Given task: Transcribe the records below exactly as they appear.

Chart and figure data
start

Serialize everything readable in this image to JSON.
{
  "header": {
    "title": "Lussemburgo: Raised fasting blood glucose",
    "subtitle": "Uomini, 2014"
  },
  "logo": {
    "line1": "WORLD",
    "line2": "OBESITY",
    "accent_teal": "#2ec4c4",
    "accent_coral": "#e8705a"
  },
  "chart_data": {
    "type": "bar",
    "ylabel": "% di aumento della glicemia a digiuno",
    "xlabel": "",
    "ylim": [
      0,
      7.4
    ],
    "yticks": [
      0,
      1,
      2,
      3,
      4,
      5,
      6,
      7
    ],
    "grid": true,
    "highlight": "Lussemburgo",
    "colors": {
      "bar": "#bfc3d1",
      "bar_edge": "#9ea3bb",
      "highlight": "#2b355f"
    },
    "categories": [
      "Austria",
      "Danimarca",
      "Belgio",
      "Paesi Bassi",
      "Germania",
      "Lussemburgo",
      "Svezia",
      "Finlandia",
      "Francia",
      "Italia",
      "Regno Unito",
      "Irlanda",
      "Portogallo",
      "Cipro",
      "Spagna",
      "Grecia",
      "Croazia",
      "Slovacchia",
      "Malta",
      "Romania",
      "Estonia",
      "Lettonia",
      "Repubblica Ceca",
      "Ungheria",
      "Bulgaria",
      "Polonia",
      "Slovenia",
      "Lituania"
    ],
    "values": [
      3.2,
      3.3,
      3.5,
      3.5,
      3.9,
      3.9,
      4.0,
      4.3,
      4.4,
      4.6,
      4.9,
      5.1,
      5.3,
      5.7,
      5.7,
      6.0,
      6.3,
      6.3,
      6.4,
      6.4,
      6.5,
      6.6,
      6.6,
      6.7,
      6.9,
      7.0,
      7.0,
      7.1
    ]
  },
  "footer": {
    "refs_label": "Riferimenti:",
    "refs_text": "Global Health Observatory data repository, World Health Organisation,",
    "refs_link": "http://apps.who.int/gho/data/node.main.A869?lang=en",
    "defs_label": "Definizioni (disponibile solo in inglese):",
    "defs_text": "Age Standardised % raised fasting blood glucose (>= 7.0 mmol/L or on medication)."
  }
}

end

Full output:
Serialize everything readable in this image to JSON.
{
  "header": {
    "title": "Lussemburgo: Raised fasting blood glucose",
    "subtitle": "Uomini, 2014"
  },
  "logo": {
    "line1": "WORLD",
    "line2": "OBESITY",
    "accent_teal": "#2ec4c4",
    "accent_coral": "#e8705a"
  },
  "chart_data": {
    "type": "bar",
    "ylabel": "% di aumento della glicemia a digiuno",
    "xlabel": "",
    "ylim": [
      0,
      7.4
    ],
    "yticks": [
      0,
      1,
      2,
      3,
      4,
      5,
      6,
      7
    ],
    "grid": true,
    "highlight": "Lussemburgo",
    "colors": {
      "bar": "#bfc3d1",
      "bar_edge": "#9ea3bb",
      "highlight": "#2b355f"
    },
    "categories": [
      "Austria",
      "Danimarca",
      "Belgio",
      "Paesi Bassi",
      "Germania",
      "Lussemburgo",
      "Svezia",
      "Finlandia",
      "Francia",
      "Italia",
      "Regno Unito",
      "Irlanda",
      "Portogallo",
      "Cipro",
      "Spagna",
      "Grecia",
      "Croazia",
      "Slovacchia",
      "Malta",
      "Romania",
      "Estonia",
      "Lettonia",
      "Repubblica Ceca",
      "Ungheria",
      "Bulgaria",
      "Polonia",
      "Slovenia",
      "Lituania"
    ],
    "values": [
      3.2,
      3.3,
      3.5,
      3.5,
      3.9,
      3.9,
      4.0,
      4.3,
      4.4,
      4.6,
      4.9,
      5.1,
      5.3,
      5.7,
      5.7,
      6.0,
      6.3,
      6.3,
      6.4,
      6.4,
      6.5,
      6.6,
      6.6,
      6.7,
      6.9,
      7.0,
      7.0,
      7.1
    ]
  },
  "footer": {
    "refs_label": "Riferimenti:",
    "refs_text": "Global Health Observatory data repository, World Health Organisation,",
    "refs_link": "http://apps.who.int/gho/data/node.main.A869?lang=en",
    "defs_label": "Definizioni (disponibile solo in inglese):",
    "defs_text": "Age Standardised % raised fasting blood glucose (>= 7.0 mmol/L or on medication)."
  }
}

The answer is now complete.